### What to produce
Your task is to give the number of lines in the listing that include "each", and nothing else.

[START OF Data extract]

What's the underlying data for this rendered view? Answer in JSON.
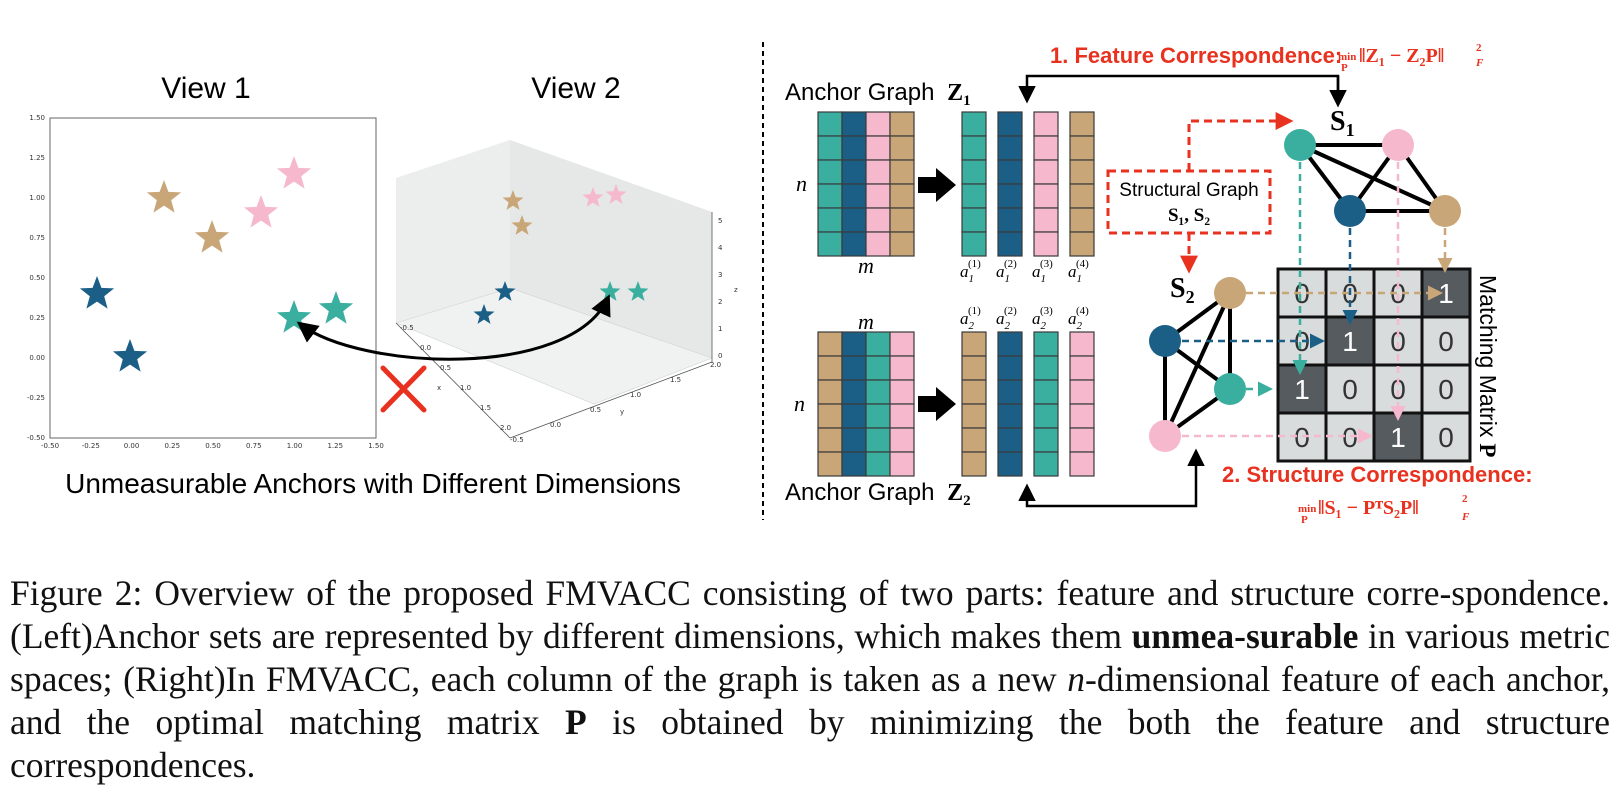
{
  "colors": {
    "teal": "#3aafa0",
    "navy": "#1b5f86",
    "pink": "#f6b8cd",
    "tan": "#c9a677",
    "red": "#e8321f",
    "dark_cell": "#555b5e",
    "light_cell": "#d9dcdc"
  },
  "left_panel": {
    "view1_title": "View 1",
    "view2_title": "View 2",
    "subtitle": "Unmeasurable Anchors with Different Dimensions",
    "view1_x_ticks": [
      "-0.50",
      "-0.25",
      "0.00",
      "0.25",
      "0.50",
      "0.75",
      "1.00",
      "1.25",
      "1.50"
    ],
    "view1_y_ticks": [
      "1.50",
      "1.25",
      "1.00",
      "0.75",
      "0.50",
      "0.25",
      "0.00",
      "-0.25",
      "-0.50"
    ],
    "view2_x_ticks": [
      "-0.5",
      "0.0",
      "0.5",
      "1.0",
      "1.5",
      "2.0"
    ],
    "view2_x_label": "x",
    "view2_y_ticks": [
      "-0.5",
      "0.0",
      "0.5",
      "1.0",
      "1.5",
      "2.0"
    ],
    "view2_y_label": "y",
    "view2_z_ticks": [
      "0",
      "1",
      "2",
      "3",
      "4",
      "5"
    ],
    "view2_z_label": "z",
    "cross_icon": "red-cross-icon"
  },
  "right_panel": {
    "anchor_graph_1_label": "Anchor Graph",
    "anchor_graph_1_symbol": "Z",
    "anchor_graph_1_sub": "1",
    "anchor_graph_2_label": "Anchor Graph",
    "anchor_graph_2_symbol": "Z",
    "anchor_graph_2_sub": "2",
    "n_label_top": "n",
    "m_label_top": "m",
    "n_label_bottom": "n",
    "m_label_bottom": "m",
    "a1_labels": [
      "1",
      "2",
      "3",
      "4"
    ],
    "a2_labels": [
      "1",
      "2",
      "3",
      "4"
    ],
    "structural_graph_title": "Structural Graph",
    "structural_graph_symbols": "S₁, S₂",
    "s1_label": "S",
    "s1_sub": "1",
    "s2_label": "S",
    "s2_sub": "2",
    "feature_title": "1. Feature Correspondence:",
    "feature_formula_min": "min",
    "feature_formula_var": "P",
    "feature_formula_body": "‖Z₁ − Z₂P‖",
    "feature_formula_sup": "2",
    "feature_formula_sub": "F",
    "structure_title": "2. Structure  Correspondence:",
    "structure_formula_min": "min",
    "structure_formula_var": "P",
    "structure_formula_body": "‖S₁ − PᵀS₂P‖",
    "structure_formula_sup": "2",
    "structure_formula_sub": "F",
    "matching_matrix_label": "Matching Matrix",
    "matching_matrix_symbol": "P",
    "matrix": [
      [
        "0",
        "0",
        "0",
        "1"
      ],
      [
        "0",
        "1",
        "0",
        "0"
      ],
      [
        "1",
        "0",
        "0",
        "0"
      ],
      [
        "0",
        "0",
        "1",
        "0"
      ]
    ]
  },
  "caption": {
    "p1": "Figure 2: Overview of the proposed FMVACC consisting of two parts: feature and structure corre-spondence. (Left)Anchor sets are represented by different dimensions, which makes them ",
    "bold": "unmea-surable",
    "p2": " in various metric spaces; (Right)In FMVACC, each column of the graph is taken as a new ",
    "italic_n": "n",
    "p3": "-dimensional feature of each anchor, and the optimal matching matrix ",
    "bold_P": "P",
    "p4": " is obtained by minimizing the both the feature and structure correspondences."
  }
}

[END OF Data extract]

### Response to the task
2